━━━━━ EXCERPTED RECORDS

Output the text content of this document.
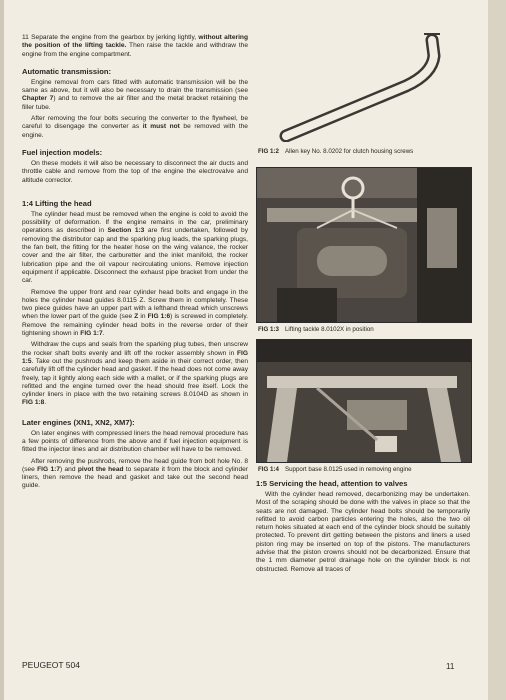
11 Separate the engine from the gearbox by jerking lightly, without altering the position of the lifting tackle. Then raise the tackle and withdraw the engine from the engine compartment.

Automatic transmission:

Engine removal from cars fitted with automatic transmission will be the same as above, but it will also be necessary to drain the transmission (see Chapter 7) and to remove the air filter and the metal bracket retaining the filler tube.

After removing the four bolts securing the converter to the flywheel, be careful to disengage the converter as it must not be removed with the engine.

Fuel injection models:

On these models it will also be necessary to disconnect the air ducts and throttle cable and remove from the top of the engine the electrovalve and altitude corrector.

1:4 Lifting the head

The cylinder head must be removed when the engine is cold to avoid the possibility of deformation. If the engine remains in the car, preliminary operations as described in Section 1:3 are first undertaken, followed by removing the distributor cap and the sparking plug leads, the sparking plugs, the fan belt, the fitting for the heater hose on the wing valance, the rocker cover and the air filter, the carburetter and the inlet manifold, the rocker lubrication pipe and the oil vapour recirculating unions. Remove injection equipment if applicable. Disconnect the exhaust pipe bracket from under the car.

Remove the upper front and rear cylinder head bolts and engage in the holes the cylinder head guides 8.0115 Z. Screw them in completely. These two piece guides have an upper part with a lefthand thread which unscrews when the lower part of the guide (see Z in FIG 1:6) is screwed in completely. Remove the remaining cylinder head bolts in the reverse order of their tightening shown in FIG 1:7.

Withdraw the cups and seals from the sparking plug tubes, then unscrew the rocker shaft bolts evenly and lift off the rocker assembly shown in FIG 1:5. Take out the pushrods and keep them aside in their correct order, then carefully lift off the cylinder head and gasket. If the head does not come away freely, tap it lightly along each side with a mallet, or if the sparking plugs are refitted and the engine turned over the head should free itself. Lock the cylinder liners in place with the two retaining screws 8.0104D as shown in FIG 1:8.

Later engines (XN1, XN2, XM7):

On later engines with compressed liners the head removal procedure has a few points of difference from the above and if fuel injection equipment is fitted the injector lines and air distribution chamber will have to be removed.

After removing the pushrods, remove the head guide from bolt hole No. 8 (see FIG 1:7) and pivot the head to separate it from the block and cylinder liners, then remove the head and gasket and take out the second head guide.

FIG 1:2 Allen key No. 8.0202 for clutch housing screws
FIG 1:3 Lifting tackle 8.0102X in position
FIG 1:4 Support base 8.0125 used in removing engine
1:5 Servicing the head, attention to valves

With the cylinder head removed, decarbonizing may be undertaken. Most of the scraping should be done with the valves in place so that the seats are not damaged. The cylinder head bolts should be temporarily refitted to avoid carbon particles entering the holes, also the two oil return holes situated at each end of the cylinder block should be suitably protected. To prevent dirt getting between the pistons and liners a used piston ring may be inserted on top of the pistons. The manufacturers advise that the piston crowns should not be decarbonized. Ensure that the 1 mm diameter petrol drainage hole on the cylinder block is not obstructed. Remove all traces of

PEUGEOT 504	11
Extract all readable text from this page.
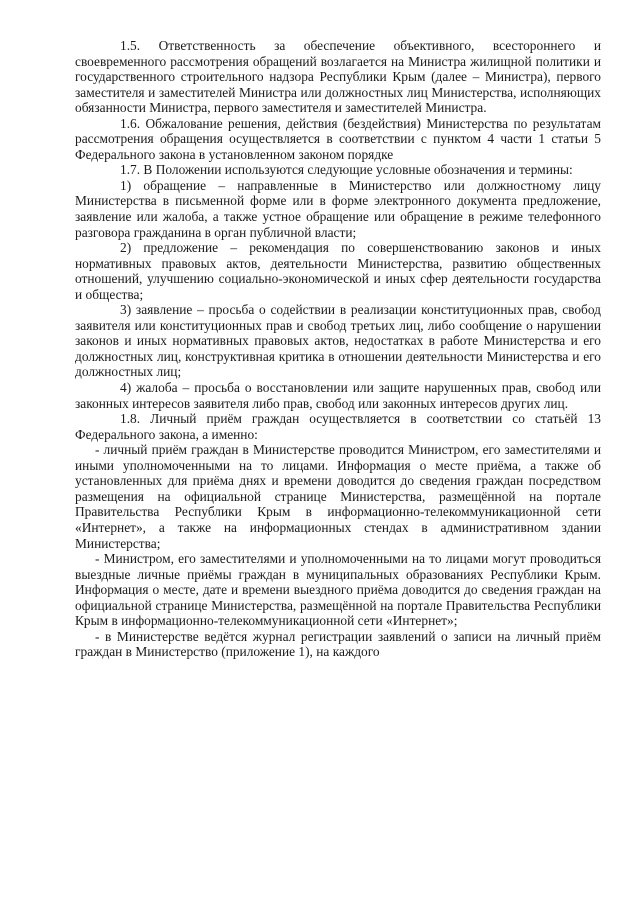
1.5. Ответственность за обеспечение объективного, всестороннего и своевременного рассмотрения обращений возлагается на Министра жилищной политики и государственного строительного надзора Республики Крым (далее – Министра), первого заместителя и заместителей Министра или должностных лиц Министерства, исполняющих обязанности Министра, первого заместителя и заместителей Министра.

1.6. Обжалование решения, действия (бездействия) Министерства по результатам рассмотрения обращения осуществляется в соответствии с пунктом 4 части 1 статьи 5 Федерального закона в установленном законом порядке

1.7. В Положении используются следующие условные обозначения и термины:

1) обращение – направленные в Министерство или должностному лицу Министерства в письменной форме или в форме электронного документа предложение, заявление или жалоба, а также устное обращение или обращение в режиме телефонного разговора гражданина в орган публичной власти;

2) предложение – рекомендация по совершенствованию законов и иных нормативных правовых актов, деятельности Министерства, развитию общественных отношений, улучшению социально-экономической и иных сфер деятельности государства и общества;

3) заявление – просьба о содействии в реализации конституционных прав, свобод заявителя или конституционных прав и свобод третьих лиц, либо сообщение о нарушении законов и иных нормативных правовых актов, недостатках в работе Министерства и его должностных лиц, конструктивная критика в отношении деятельности Министерства и его должностных лиц;

4) жалоба – просьба о восстановлении или защите нарушенных прав, свобод или законных интересов заявителя либо прав, свобод или законных интересов других лиц.

1.8. Личный приём граждан осуществляется в соответствии со статьёй 13 Федерального закона, а именно:

- личный приём граждан в Министерстве проводится Министром, его заместителями и иными уполномоченными на то лицами. Информация о месте приёма, а также об установленных для приёма днях и времени доводится до сведения граждан посредством размещения на официальной странице Министерства, размещённой на портале Правительства Республики Крым в информационно-телекоммуникационной сети «Интернет», а также на информационных стендах в административном здании Министерства;

- Министром, его заместителями и уполномоченными на то лицами могут проводиться выездные личные приёмы граждан в муниципальных образованиях Республики Крым. Информация о месте, дате и времени выездного приёма доводится до сведения граждан на официальной странице Министерства, размещённой на портале Правительства Республики Крым в информационно-телекоммуникационной сети «Интернет»;

- в Министерстве ведётся журнал регистрации заявлений о записи на личный приём граждан в Министерство (приложение 1), на каждого
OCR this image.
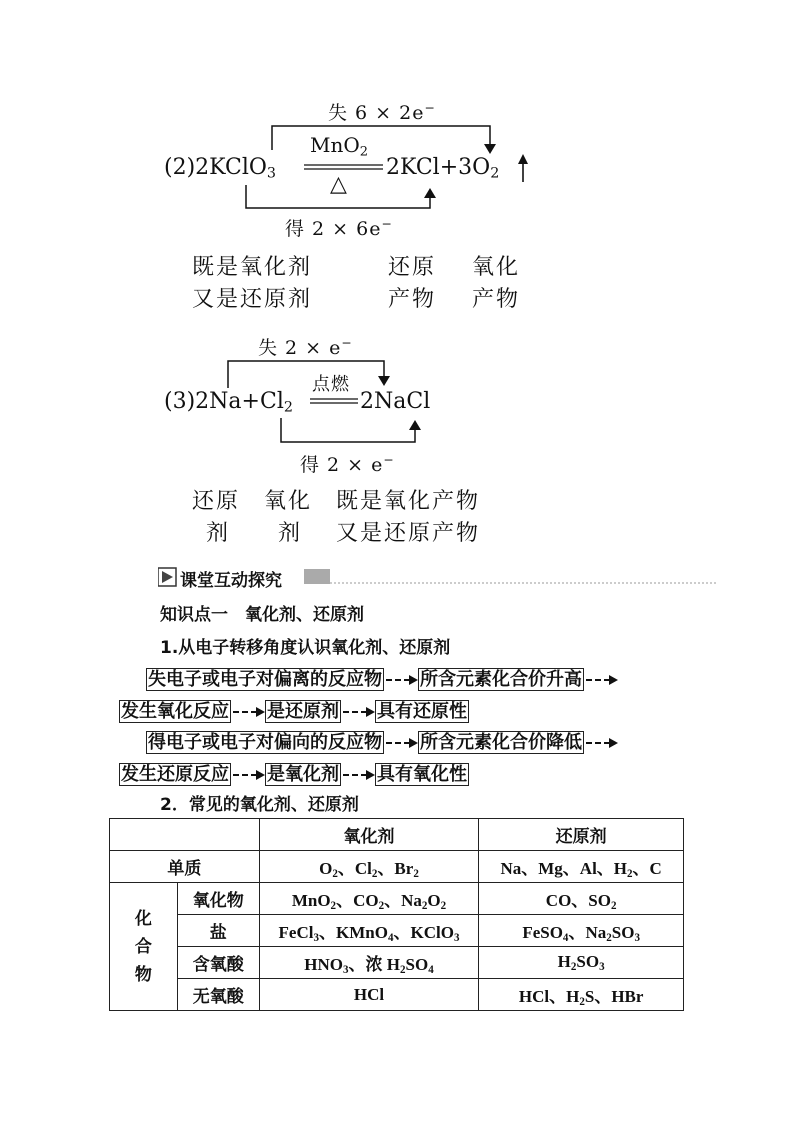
失 6 × 2e−
MnO$_2$
△
(2)2KClO$_3$	$2KCl+3O_2$
得 2 × 6e−
既是氧化剂
又是还原剂
还原
产物
氧化
产物
失 2 × e−
点燃
$(3)2Na+Cl_2$	2NaCl
得 2 × e−
还原
剂
氧化
剂
既是氧化产物
又是还原产物
课堂互动探究
知识点一　氧化剂、还原剂
1.从电子转移角度认识氧化剂、还原剂
失电子或电子对偏离的反应物 所含元素化合价升高
发生氧化反应 是还原剂 具有还原性
得电子或电子对偏向的反应物 所含元素化合价降低
发生还原反应 是氧化剂 具有氧化性
2．常见的氧化剂、还原剂
		氧化剂	还原剂
单质		$O_2$、$Cl_2$、$Br_2$	Na、Mg、Al、$H_2$、C

化
合
物	氧化物	MnO$_2$、$CO_2$、$Na_2O_2$	CO、$SO_2$
	盐	FeCl$_3$、KMnO$_4$、KClO$_3$	FeSO$_4$、$Na_2SO_3$
	含氧酸	$HNO_3$、浓 $H_2SO_4$	$H_2SO_3$
	无氧酸	HCl	HCl、$H_2S$、HBr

━━━━━━━━━━

• _DIRECTION_:
Return the whole listing, word for word, and leave out every picture.

• _EXERCISE OUTPUT_:
Output the text content of this document.
11 Separate the engine from the gearbox by jerking lightly, without altering the position of the lifting tackle. Then raise the tackle and withdraw the engine from the engine compartment.

Automatic transmission:

Engine removal from cars fitted with automatic transmission will be the same as above, but it will also be necessary to drain the transmission (see Chapter 7) and to remove the air filter and the metal bracket retaining the filler tube.

After removing the four bolts securing the converter to the flywheel, be careful to disengage the converter as it must not be removed with the engine.

Fuel injection models:

On these models it will also be necessary to disconnect the air ducts and throttle cable and remove from the top of the engine the electrovalve and altitude corrector.

1:4 Lifting the head

The cylinder head must be removed when the engine is cold to avoid the possibility of deformation. If the engine remains in the car, preliminary operations as described in Section 1:3 are first undertaken, followed by removing the distributor cap and the sparking plug leads, the sparking plugs, the fan belt, the fitting for the heater hose on the wing valance, the rocker cover and the air filter, the carburetter and the inlet manifold, the rocker lubrication pipe and the oil vapour recirculating unions. Remove injection equipment if applicable. Disconnect the exhaust pipe bracket from under the car.

Remove the upper front and rear cylinder head bolts and engage in the holes the cylinder head guides 8.0115 Z. Screw them in completely. These two piece guides have an upper part with a lefthand thread which unscrews when the lower part of the guide (see Z in FIG 1:6) is screwed in completely. Remove the remaining cylinder head bolts in the reverse order of their tightening shown in FIG 1:7.

Withdraw the cups and seals from the sparking plug tubes, then unscrew the rocker shaft bolts evenly and lift off the rocker assembly shown in FIG 1:5. Take out the pushrods and keep them aside in their correct order, then carefully lift off the cylinder head and gasket. If the head does not come away freely, tap it lightly along each side with a mallet, or if the sparking plugs are refitted and the engine turned over the head should free itself. Lock the cylinder liners in place with the two retaining screws 8.0104D as shown in FIG 1:8.

Later engines (XN1, XN2, XM7):

On later engines with compressed liners the head removal procedure has a few points of difference from the above and if fuel injection equipment is fitted the injector lines and air distribution chamber will have to be removed.

After removing the pushrods, remove the head guide from bolt hole No. 8 (see FIG 1:7) and pivot the head to separate it from the block and cylinder liners, then remove the head and gasket and take out the second head guide.

FIG 1:2 Allen key No. 8.0202 for clutch housing screws
FIG 1:3 Lifting tackle 8.0102X in position
FIG 1:4 Support base 8.0125 used in removing engine
1:5 Servicing the head, attention to valves

With the cylinder head removed, decarbonizing may be undertaken. Most of the scraping should be done with the valves in place so that the seats are not damaged. The cylinder head bolts should be temporarily refitted to avoid carbon particles entering the holes, also the two oil return holes situated at each end of the cylinder block should be suitably protected. To prevent dirt getting between the pistons and liners a used piston ring may be inserted on top of the pistons. The manufacturers advise that the piston crowns should not be decarbonized. Ensure that the 1 mm diameter petrol drainage hole on the cylinder block is not obstructed. Remove all traces of

PEUGEOT 504	11
Extract all readable text from this page.
1.5. Ответственность за обеспечение объективного, всестороннего и своевременного рассмотрения обращений возлагается на Министра жилищной политики и государственного строительного надзора Республики Крым (далее – Министра), первого заместителя и заместителей Министра или должностных лиц Министерства, исполняющих обязанности Министра, первого заместителя и заместителей Министра.

1.6. Обжалование решения, действия (бездействия) Министерства по результатам рассмотрения обращения осуществляется в соответствии с пунктом 4 части 1 статьи 5 Федерального закона в установленном законом порядке

1.7. В Положении используются следующие условные обозначения и термины:

1) обращение – направленные в Министерство или должностному лицу Министерства в письменной форме или в форме электронного документа предложение, заявление или жалоба, а также устное обращение или обращение в режиме телефонного разговора гражданина в орган публичной власти;

2) предложение – рекомендация по совершенствованию законов и иных нормативных правовых актов, деятельности Министерства, развитию общественных отношений, улучшению социально-экономической и иных сфер деятельности государства и общества;

3) заявление – просьба о содействии в реализации конституционных прав, свобод заявителя или конституционных прав и свобод третьих лиц, либо сообщение о нарушении законов и иных нормативных правовых актов, недостатках в работе Министерства и его должностных лиц, конструктивная критика в отношении деятельности Министерства и его должностных лиц;

4) жалоба – просьба о восстановлении или защите нарушенных прав, свобод или законных интересов заявителя либо прав, свобод или законных интересов других лиц.

1.8. Личный приём граждан осуществляется в соответствии со статьёй 13 Федерального закона, а именно:

- личный приём граждан в Министерстве проводится Министром, его заместителями и иными уполномоченными на то лицами. Информация о месте приёма, а также об установленных для приёма днях и времени доводится до сведения граждан посредством размещения на официальной странице Министерства, размещённой на портале Правительства Республики Крым в информационно-телекоммуникационной сети «Интернет», а также на информационных стендах в административном здании Министерства;

- Министром, его заместителями и уполномоченными на то лицами могут проводиться выездные личные приёмы граждан в муниципальных образованиях Республики Крым. Информация о месте, дате и времени выездного приёма доводится до сведения граждан на официальной странице Министерства, размещённой на портале Правительства Республики Крым в информационно-телекоммуникационной сети «Интернет»;

- в Министерстве ведётся журнал регистрации заявлений о записи на личный приём граждан в Министерство (приложение 1), на каждого
OCR this image.
失 6 × 2e−
MnO$_2$
△
(2)2KClO$_3$	$2KCl+3O_2$
得 2 × 6e−
既是氧化剂
又是还原剂
还原
产物
氧化
产物
失 2 × e−
点燃
$(3)2Na+Cl_2$	2NaCl
得 2 × e−
还原
剂
氧化
剂
既是氧化产物
又是还原产物
课堂互动探究
知识点一　氧化剂、还原剂
1.从电子转移角度认识氧化剂、还原剂
失电子或电子对偏离的反应物 所含元素化合价升高
发生氧化反应 是还原剂 具有还原性
得电子或电子对偏向的反应物 所含元素化合价降低
发生还原反应 是氧化剂 具有氧化性
2．常见的氧化剂、还原剂
		氧化剂	还原剂
单质		$O_2$、$Cl_2$、$Br_2$	Na、Mg、Al、$H_2$、C

化
合
物	氧化物	MnO$_2$、$CO_2$、$Na_2O_2$	CO、$SO_2$
	盐	FeCl$_3$、KMnO$_4$、KClO$_3$	FeSO$_4$、$Na_2SO_3$
	含氧酸	$HNO_3$、浓 $H_2SO_4$	$H_2SO_3$
	无氧酸	HCl	HCl、$H_2S$、HBr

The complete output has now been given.